## Written request:
Copy all the material that follows, keeping every character the same.

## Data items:
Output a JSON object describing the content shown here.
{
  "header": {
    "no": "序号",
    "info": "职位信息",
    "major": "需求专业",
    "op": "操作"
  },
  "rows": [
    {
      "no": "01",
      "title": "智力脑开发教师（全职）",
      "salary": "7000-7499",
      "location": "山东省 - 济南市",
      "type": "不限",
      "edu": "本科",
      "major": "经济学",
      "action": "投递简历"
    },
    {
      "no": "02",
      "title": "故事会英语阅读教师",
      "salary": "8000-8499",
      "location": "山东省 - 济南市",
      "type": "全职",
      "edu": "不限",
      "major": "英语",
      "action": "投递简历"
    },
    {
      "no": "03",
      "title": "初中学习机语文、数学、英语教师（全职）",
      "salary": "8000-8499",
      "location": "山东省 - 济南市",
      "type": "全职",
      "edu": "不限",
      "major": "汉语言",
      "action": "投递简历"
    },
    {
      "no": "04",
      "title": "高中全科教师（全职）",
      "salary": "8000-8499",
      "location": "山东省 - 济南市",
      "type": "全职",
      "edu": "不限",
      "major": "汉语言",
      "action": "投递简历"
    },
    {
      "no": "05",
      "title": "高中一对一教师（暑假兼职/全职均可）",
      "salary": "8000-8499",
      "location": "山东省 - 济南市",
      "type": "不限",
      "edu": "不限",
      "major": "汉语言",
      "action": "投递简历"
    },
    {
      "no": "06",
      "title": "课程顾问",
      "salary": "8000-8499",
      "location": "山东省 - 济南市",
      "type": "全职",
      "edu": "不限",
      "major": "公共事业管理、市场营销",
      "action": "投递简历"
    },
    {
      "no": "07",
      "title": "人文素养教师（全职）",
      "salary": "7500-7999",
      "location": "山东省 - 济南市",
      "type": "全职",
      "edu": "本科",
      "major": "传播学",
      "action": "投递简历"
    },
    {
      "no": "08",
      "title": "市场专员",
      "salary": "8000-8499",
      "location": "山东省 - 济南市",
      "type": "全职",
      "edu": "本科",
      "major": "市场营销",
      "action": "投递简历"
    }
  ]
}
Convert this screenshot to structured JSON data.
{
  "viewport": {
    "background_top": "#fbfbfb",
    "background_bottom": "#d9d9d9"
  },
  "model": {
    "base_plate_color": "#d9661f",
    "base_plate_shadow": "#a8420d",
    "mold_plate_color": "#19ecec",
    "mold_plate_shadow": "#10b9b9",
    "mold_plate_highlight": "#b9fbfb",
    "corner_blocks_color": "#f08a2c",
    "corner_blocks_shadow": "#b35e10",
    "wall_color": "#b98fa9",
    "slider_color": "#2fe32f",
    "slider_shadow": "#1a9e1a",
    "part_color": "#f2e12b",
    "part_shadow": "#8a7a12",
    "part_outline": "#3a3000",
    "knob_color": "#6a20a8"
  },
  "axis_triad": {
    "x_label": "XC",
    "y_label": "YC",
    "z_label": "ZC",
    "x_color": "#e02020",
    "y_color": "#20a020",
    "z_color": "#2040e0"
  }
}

## Solution below:
Output a JSON object describing the content shown here.
{
  "header": {
    "no": "序号",
    "info": "职位信息",
    "major": "需求专业",
    "op": "操作"
  },
  "rows": [
    {
      "no": "01",
      "title": "智力脑开发教师（全职）",
      "salary": "7000-7499",
      "location": "山东省 - 济南市",
      "type": "不限",
      "edu": "本科",
      "major": "经济学",
      "action": "投递简历"
    },
    {
      "no": "02",
      "title": "故事会英语阅读教师",
      "salary": "8000-8499",
      "location": "山东省 - 济南市",
      "type": "全职",
      "edu": "不限",
      "major": "英语",
      "action": "投递简历"
    },
    {
      "no": "03",
      "title": "初中学习机语文、数学、英语教师（全职）",
      "salary": "8000-8499",
      "location": "山东省 - 济南市",
      "type": "全职",
      "edu": "不限",
      "major": "汉语言",
      "action": "投递简历"
    },
    {
      "no": "04",
      "title": "高中全科教师（全职）",
      "salary": "8000-8499",
      "location": "山东省 - 济南市",
      "type": "全职",
      "edu": "不限",
      "major": "汉语言",
      "action": "投递简历"
    },
    {
      "no": "05",
      "title": "高中一对一教师（暑假兼职/全职均可）",
      "salary": "8000-8499",
      "location": "山东省 - 济南市",
      "type": "不限",
      "edu": "不限",
      "major": "汉语言",
      "action": "投递简历"
    },
    {
      "no": "06",
      "title": "课程顾问",
      "salary": "8000-8499",
      "location": "山东省 - 济南市",
      "type": "全职",
      "edu": "不限",
      "major": "公共事业管理、市场营销",
      "action": "投递简历"
    },
    {
      "no": "07",
      "title": "人文素养教师（全职）",
      "salary": "7500-7999",
      "location": "山东省 - 济南市",
      "type": "全职",
      "edu": "本科",
      "major": "传播学",
      "action": "投递简历"
    },
    {
      "no": "08",
      "title": "市场专员",
      "salary": "8000-8499",
      "location": "山东省 - 济南市",
      "type": "全职",
      "edu": "本科",
      "major": "市场营销",
      "action": "投递简历"
    }
  ]
}
Convert this screenshot to structured JSON data.
{
  "viewport": {
    "background_top": "#fbfbfb",
    "background_bottom": "#d9d9d9"
  },
  "model": {
    "base_plate_color": "#d9661f",
    "base_plate_shadow": "#a8420d",
    "mold_plate_color": "#19ecec",
    "mold_plate_shadow": "#10b9b9",
    "mold_plate_highlight": "#b9fbfb",
    "corner_blocks_color": "#f08a2c",
    "corner_blocks_shadow": "#b35e10",
    "wall_color": "#b98fa9",
    "slider_color": "#2fe32f",
    "slider_shadow": "#1a9e1a",
    "part_color": "#f2e12b",
    "part_shadow": "#8a7a12",
    "part_outline": "#3a3000",
    "knob_color": "#6a20a8"
  },
  "axis_triad": {
    "x_label": "XC",
    "y_label": "YC",
    "z_label": "ZC",
    "x_color": "#e02020",
    "y_color": "#20a020",
    "z_color": "#2040e0"
  }
}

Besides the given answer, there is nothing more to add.